Write out all lines holding the word "image".
— Start of AVAILABLE RECORDS —
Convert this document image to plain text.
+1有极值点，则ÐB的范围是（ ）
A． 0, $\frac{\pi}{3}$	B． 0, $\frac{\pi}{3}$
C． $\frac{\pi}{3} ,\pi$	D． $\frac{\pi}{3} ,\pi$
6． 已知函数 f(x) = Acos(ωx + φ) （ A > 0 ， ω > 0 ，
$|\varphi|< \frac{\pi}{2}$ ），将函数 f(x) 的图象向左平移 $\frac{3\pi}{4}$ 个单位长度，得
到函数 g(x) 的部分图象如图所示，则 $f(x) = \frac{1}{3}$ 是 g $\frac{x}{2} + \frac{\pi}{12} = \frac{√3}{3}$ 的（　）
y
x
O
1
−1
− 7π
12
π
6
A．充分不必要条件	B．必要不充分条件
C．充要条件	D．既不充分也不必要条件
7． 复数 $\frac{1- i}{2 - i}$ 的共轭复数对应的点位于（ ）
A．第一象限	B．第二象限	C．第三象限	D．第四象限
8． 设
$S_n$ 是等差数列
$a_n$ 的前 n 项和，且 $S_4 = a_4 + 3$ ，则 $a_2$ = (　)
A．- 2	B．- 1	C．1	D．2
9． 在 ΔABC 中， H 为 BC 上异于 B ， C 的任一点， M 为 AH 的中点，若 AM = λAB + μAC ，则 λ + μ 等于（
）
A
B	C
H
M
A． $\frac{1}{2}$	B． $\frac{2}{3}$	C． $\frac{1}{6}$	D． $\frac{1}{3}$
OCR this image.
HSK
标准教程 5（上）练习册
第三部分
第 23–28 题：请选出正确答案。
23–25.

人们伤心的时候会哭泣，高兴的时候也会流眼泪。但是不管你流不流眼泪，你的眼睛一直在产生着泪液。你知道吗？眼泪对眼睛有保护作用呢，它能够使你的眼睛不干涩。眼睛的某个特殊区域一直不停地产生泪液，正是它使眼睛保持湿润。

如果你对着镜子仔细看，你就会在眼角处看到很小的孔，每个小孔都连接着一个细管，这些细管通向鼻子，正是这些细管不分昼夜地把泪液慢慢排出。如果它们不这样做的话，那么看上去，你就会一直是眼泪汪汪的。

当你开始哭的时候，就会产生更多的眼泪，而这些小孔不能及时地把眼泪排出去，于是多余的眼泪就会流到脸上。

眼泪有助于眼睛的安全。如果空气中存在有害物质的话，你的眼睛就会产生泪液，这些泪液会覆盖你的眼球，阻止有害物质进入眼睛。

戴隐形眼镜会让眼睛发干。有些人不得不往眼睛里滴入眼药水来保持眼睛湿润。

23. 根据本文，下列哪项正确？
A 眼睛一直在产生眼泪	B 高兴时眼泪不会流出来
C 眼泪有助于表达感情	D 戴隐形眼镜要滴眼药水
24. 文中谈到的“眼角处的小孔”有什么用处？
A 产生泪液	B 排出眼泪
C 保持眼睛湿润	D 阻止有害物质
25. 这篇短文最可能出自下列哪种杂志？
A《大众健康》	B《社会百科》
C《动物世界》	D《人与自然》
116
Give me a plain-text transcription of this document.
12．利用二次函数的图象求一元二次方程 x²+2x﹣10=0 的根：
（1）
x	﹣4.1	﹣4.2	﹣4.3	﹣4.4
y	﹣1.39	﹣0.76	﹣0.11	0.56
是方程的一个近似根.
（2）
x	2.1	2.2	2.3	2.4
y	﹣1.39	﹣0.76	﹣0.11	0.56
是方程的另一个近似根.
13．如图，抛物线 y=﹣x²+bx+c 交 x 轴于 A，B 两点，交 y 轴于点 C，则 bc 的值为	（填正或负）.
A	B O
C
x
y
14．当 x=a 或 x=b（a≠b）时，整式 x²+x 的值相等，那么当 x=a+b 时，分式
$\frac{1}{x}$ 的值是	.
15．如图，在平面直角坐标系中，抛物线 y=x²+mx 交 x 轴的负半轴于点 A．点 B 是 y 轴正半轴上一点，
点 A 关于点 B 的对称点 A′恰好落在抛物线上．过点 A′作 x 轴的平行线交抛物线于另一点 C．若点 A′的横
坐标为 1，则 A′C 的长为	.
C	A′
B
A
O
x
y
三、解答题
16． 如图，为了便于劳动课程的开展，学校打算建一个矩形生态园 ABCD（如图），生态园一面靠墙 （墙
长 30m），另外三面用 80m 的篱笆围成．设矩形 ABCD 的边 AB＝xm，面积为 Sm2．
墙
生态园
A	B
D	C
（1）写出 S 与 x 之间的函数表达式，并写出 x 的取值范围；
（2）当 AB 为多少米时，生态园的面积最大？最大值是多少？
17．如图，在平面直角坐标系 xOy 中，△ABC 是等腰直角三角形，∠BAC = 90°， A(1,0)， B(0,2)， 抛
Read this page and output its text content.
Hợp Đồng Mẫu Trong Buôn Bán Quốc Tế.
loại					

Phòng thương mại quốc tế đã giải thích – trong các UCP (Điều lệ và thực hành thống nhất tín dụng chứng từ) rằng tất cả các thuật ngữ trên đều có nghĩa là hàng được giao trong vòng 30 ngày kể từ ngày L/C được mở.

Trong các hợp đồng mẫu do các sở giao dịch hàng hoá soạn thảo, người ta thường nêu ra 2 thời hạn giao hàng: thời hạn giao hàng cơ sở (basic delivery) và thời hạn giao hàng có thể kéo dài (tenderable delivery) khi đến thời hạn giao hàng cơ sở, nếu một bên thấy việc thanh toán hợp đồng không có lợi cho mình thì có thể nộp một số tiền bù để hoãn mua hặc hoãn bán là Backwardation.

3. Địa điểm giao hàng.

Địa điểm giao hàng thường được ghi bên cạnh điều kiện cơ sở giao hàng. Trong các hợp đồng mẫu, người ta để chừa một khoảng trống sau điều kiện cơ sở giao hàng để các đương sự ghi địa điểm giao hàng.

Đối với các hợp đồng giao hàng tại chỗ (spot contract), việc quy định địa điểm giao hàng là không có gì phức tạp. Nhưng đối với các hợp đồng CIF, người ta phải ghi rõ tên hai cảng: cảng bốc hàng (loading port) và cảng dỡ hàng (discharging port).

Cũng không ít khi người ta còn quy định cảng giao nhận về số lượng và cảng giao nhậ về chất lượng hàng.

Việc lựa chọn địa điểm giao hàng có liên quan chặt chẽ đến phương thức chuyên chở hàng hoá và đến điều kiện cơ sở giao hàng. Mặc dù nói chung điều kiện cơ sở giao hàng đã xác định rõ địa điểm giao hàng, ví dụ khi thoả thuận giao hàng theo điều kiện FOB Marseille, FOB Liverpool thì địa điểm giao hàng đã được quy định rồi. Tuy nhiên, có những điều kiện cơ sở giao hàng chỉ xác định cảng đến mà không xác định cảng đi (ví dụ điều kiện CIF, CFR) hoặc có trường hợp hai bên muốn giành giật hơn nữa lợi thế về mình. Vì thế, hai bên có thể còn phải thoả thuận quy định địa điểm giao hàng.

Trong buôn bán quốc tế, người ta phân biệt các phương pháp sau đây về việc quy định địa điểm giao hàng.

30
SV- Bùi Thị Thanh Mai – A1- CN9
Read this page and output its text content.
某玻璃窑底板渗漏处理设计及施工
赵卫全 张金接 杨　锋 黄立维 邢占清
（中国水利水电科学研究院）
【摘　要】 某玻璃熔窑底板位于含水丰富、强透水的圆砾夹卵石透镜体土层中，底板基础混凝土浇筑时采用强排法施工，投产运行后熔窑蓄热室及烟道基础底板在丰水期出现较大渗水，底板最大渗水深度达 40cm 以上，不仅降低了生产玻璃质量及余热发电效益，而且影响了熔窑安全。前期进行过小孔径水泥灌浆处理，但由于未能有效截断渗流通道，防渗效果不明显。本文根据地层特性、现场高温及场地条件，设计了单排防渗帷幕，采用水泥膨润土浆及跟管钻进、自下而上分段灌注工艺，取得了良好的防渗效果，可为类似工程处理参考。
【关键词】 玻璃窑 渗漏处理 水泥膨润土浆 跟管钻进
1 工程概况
— End of AVAILABLE RECORDS —
_FINISHED ANSWER_
Convert this document image to plain text.
OCR this image.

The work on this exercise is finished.